▼
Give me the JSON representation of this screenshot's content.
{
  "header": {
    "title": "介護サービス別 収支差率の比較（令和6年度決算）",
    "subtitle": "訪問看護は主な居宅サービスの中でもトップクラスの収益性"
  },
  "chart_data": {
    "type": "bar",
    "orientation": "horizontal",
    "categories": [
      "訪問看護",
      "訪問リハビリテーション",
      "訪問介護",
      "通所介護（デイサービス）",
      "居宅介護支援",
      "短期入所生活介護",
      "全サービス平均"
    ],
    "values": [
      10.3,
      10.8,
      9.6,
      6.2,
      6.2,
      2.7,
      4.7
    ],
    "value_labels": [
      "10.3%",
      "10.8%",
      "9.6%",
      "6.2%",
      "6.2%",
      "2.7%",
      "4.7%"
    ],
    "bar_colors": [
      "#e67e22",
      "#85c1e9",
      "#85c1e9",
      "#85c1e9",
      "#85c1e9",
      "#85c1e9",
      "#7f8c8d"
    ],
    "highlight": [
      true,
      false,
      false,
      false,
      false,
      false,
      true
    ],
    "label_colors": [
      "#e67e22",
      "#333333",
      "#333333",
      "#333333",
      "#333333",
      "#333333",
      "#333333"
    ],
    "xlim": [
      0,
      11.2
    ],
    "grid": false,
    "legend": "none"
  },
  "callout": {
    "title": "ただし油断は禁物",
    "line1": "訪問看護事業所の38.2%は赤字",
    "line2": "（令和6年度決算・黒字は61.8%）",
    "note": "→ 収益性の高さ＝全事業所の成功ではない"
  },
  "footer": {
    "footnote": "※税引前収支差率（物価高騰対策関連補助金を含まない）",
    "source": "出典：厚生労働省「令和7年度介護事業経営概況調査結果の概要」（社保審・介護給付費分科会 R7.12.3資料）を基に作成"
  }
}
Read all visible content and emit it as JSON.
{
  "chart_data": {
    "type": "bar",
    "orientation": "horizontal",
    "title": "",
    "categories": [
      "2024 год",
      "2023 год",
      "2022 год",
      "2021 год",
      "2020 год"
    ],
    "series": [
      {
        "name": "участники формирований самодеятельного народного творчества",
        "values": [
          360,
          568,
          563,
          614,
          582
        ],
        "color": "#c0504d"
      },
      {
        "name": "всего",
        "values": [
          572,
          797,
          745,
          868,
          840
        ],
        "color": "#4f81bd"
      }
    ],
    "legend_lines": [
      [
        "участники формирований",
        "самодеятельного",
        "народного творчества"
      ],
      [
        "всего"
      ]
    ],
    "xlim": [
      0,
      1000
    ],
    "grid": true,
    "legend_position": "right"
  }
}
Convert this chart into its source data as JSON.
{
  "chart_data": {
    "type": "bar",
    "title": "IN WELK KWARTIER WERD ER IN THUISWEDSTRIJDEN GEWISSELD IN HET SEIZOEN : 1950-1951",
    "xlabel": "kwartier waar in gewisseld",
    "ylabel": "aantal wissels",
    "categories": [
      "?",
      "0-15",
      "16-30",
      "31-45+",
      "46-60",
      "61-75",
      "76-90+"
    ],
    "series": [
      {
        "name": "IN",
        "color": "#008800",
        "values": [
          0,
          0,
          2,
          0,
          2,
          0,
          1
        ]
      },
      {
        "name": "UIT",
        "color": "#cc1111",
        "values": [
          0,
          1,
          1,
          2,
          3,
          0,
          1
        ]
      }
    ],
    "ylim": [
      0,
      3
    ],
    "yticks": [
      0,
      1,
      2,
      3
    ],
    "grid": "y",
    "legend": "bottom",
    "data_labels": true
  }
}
▲
▼
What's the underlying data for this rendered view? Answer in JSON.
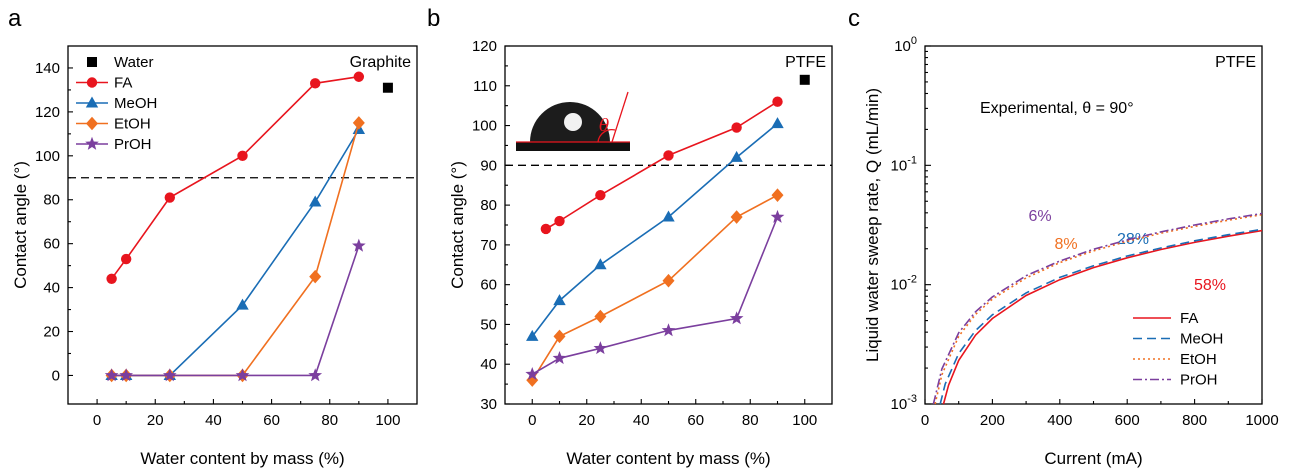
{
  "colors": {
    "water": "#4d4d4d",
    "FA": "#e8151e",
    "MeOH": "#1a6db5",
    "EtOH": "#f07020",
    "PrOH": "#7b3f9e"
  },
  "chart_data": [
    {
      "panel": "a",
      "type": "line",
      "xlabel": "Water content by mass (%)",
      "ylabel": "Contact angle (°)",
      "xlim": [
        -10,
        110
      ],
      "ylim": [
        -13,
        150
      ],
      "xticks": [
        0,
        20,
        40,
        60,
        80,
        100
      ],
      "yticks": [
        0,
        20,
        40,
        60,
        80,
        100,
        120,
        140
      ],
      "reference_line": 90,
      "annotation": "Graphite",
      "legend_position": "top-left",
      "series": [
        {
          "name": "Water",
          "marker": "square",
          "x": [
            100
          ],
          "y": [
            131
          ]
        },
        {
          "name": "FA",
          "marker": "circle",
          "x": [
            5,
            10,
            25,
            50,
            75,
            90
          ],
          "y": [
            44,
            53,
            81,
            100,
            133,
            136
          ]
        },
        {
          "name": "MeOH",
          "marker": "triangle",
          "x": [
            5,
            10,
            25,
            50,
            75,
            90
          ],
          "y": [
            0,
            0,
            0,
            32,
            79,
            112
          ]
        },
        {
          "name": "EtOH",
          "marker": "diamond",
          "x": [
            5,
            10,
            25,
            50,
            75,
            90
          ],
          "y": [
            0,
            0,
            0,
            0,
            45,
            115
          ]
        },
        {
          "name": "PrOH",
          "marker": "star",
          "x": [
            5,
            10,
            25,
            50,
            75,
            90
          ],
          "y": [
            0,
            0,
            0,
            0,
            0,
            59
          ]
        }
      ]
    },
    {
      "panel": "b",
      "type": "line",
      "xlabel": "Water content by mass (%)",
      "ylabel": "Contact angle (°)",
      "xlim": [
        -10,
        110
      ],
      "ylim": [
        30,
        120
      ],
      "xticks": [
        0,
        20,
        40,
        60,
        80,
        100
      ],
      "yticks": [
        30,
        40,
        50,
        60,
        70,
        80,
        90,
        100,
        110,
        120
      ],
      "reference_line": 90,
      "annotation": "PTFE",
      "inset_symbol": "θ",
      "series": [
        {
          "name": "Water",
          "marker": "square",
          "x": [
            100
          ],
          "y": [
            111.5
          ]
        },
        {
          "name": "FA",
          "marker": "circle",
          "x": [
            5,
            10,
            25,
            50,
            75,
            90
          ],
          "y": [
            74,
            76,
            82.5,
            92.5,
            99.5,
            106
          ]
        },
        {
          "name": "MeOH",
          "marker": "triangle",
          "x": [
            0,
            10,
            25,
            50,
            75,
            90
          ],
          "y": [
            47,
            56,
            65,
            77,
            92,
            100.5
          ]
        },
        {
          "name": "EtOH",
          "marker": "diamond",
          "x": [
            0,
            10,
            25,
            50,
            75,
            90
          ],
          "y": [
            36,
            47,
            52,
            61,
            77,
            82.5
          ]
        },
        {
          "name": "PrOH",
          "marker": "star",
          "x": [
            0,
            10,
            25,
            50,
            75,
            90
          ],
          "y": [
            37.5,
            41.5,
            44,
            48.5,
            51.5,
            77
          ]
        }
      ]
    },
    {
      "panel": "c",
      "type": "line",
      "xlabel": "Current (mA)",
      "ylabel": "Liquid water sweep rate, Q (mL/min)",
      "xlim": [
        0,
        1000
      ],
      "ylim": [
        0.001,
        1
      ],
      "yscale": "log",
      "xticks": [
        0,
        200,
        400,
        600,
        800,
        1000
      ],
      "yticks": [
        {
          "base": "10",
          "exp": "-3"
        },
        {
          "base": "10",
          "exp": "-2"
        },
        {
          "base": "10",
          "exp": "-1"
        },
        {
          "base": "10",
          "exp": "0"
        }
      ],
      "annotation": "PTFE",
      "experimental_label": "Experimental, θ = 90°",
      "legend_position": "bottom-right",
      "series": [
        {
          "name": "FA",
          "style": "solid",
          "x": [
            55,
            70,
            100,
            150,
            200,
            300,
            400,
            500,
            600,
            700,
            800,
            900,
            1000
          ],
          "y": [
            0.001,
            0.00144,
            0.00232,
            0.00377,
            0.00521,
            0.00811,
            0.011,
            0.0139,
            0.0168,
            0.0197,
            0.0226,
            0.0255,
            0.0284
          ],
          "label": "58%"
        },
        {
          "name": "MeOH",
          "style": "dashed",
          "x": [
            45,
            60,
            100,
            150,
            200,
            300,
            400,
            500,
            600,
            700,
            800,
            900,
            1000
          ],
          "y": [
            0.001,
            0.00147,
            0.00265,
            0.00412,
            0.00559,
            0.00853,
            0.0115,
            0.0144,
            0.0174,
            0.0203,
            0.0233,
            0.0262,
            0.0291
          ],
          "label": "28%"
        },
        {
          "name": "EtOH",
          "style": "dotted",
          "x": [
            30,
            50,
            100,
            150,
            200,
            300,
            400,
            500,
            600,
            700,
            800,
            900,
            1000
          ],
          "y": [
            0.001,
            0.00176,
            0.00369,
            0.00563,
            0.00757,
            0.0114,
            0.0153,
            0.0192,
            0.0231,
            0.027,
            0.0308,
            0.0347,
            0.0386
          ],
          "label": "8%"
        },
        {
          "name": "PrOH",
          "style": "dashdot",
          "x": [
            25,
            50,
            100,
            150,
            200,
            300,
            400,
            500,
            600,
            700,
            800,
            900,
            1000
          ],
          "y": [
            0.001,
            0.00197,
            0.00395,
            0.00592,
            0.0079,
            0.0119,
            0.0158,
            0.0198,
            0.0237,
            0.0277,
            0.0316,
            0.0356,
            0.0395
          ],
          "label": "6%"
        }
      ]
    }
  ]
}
▲
▼
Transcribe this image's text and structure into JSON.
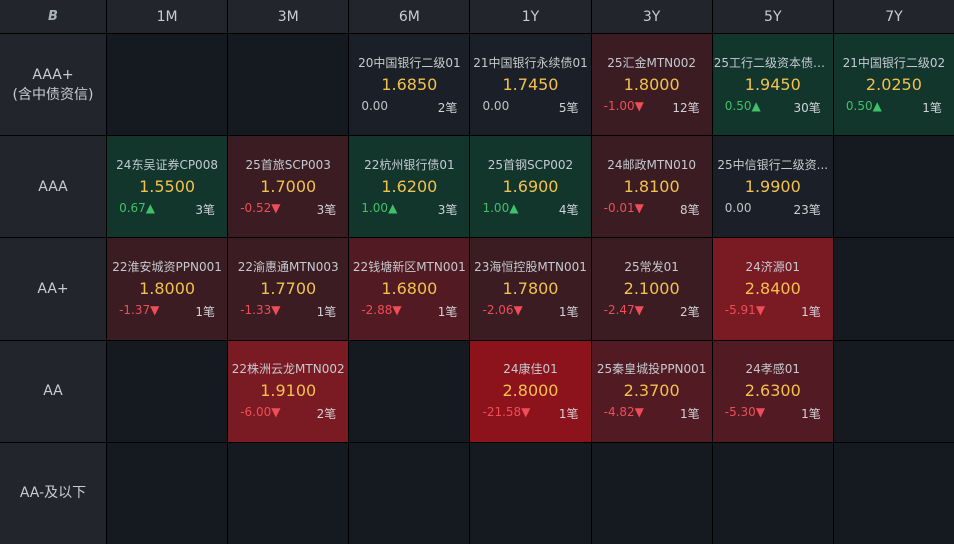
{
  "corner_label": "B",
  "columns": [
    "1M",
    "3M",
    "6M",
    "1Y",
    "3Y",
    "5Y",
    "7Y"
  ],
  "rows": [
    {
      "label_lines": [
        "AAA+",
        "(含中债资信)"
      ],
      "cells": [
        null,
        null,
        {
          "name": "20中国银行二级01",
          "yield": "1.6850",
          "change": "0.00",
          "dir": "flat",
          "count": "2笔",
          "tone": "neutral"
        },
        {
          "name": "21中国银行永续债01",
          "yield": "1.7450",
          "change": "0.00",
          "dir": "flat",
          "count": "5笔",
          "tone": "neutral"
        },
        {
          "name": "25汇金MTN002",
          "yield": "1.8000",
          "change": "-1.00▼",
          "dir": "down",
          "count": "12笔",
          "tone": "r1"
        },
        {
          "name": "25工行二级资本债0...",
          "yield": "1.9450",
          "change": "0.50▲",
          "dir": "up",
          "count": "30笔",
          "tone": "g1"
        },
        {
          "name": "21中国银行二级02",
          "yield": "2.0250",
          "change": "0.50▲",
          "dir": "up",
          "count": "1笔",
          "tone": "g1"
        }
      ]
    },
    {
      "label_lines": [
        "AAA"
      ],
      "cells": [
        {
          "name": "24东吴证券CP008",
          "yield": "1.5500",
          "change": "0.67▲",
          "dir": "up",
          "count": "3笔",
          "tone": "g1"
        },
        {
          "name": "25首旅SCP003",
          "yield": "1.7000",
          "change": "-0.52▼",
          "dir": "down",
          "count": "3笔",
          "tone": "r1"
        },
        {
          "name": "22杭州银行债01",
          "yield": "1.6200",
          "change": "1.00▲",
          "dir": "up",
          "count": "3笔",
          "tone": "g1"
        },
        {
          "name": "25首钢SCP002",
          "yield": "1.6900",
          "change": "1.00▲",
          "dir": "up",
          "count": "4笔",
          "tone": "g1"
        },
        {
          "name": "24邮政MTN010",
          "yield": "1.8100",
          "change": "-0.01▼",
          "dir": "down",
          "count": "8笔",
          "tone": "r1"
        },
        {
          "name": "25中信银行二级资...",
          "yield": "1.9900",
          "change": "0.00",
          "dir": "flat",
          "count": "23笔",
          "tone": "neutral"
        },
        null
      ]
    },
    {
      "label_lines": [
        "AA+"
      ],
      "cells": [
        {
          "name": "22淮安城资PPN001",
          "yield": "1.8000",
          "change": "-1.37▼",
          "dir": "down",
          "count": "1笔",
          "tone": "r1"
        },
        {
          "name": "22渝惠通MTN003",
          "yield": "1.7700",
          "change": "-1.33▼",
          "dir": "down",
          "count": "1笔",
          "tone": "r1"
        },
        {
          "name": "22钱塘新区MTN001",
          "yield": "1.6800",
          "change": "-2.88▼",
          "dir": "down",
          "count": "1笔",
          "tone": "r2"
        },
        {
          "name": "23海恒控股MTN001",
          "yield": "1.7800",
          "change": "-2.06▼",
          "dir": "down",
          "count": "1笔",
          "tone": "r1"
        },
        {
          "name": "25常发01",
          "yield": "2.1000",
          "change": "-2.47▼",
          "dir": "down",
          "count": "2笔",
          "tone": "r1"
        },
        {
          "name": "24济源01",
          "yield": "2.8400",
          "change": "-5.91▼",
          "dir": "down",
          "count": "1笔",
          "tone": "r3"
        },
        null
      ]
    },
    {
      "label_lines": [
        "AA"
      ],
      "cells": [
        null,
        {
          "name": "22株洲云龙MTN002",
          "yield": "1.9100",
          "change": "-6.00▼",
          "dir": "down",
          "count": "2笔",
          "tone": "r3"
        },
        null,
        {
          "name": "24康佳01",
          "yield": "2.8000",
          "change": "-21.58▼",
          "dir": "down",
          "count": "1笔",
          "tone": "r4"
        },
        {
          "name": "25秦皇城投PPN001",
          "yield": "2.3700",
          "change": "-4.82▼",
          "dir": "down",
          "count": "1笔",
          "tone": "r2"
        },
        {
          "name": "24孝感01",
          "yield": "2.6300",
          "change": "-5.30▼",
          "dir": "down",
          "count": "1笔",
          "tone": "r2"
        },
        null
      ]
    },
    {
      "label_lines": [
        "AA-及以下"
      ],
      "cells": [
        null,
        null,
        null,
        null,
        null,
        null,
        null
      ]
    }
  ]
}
▲
-- INSTRUCTIONS FOR THE TASK --
Copy each line from the data above that includes "bottom".

-- SOLUTION TO THIS EXERCISE --
    "legend": "bottom",
      "legend_position": "bottom-right",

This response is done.